Gather all lines in the records below that include the word "PHONE".

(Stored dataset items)
************

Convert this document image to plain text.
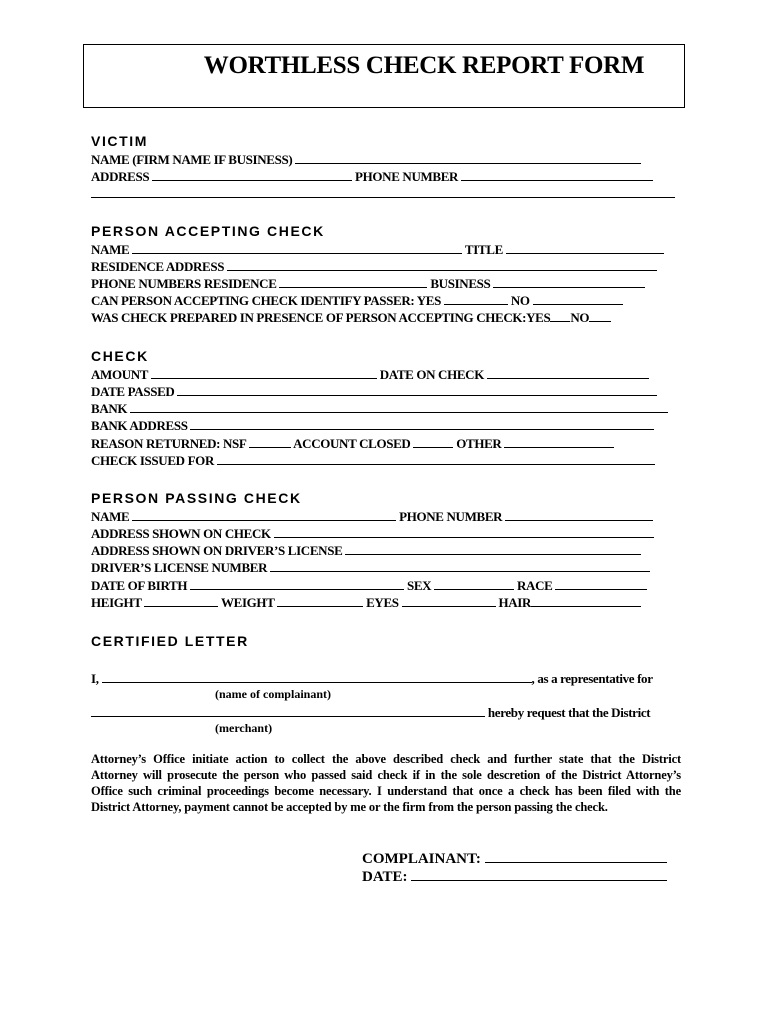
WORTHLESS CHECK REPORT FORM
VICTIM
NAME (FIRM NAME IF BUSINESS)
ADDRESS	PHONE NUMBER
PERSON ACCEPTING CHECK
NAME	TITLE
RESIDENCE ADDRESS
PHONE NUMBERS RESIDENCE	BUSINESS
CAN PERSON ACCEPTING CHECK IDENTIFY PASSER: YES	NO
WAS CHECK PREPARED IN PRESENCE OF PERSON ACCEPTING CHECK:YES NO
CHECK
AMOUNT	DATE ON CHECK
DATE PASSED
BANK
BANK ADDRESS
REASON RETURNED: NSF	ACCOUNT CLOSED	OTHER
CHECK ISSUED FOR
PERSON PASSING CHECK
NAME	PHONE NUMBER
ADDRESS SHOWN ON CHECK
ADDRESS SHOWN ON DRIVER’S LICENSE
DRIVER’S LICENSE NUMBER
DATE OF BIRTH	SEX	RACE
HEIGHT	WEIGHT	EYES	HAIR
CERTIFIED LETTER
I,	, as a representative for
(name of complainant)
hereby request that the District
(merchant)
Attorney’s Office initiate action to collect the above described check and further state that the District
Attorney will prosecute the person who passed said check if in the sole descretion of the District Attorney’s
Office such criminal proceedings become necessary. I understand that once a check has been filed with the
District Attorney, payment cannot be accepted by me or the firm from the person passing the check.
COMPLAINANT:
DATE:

************

## SOLUTION BELOW
ADDRESS	PHONE NUMBER
PHONE NUMBERS RESIDENCE	BUSINESS
NAME	PHONE NUMBER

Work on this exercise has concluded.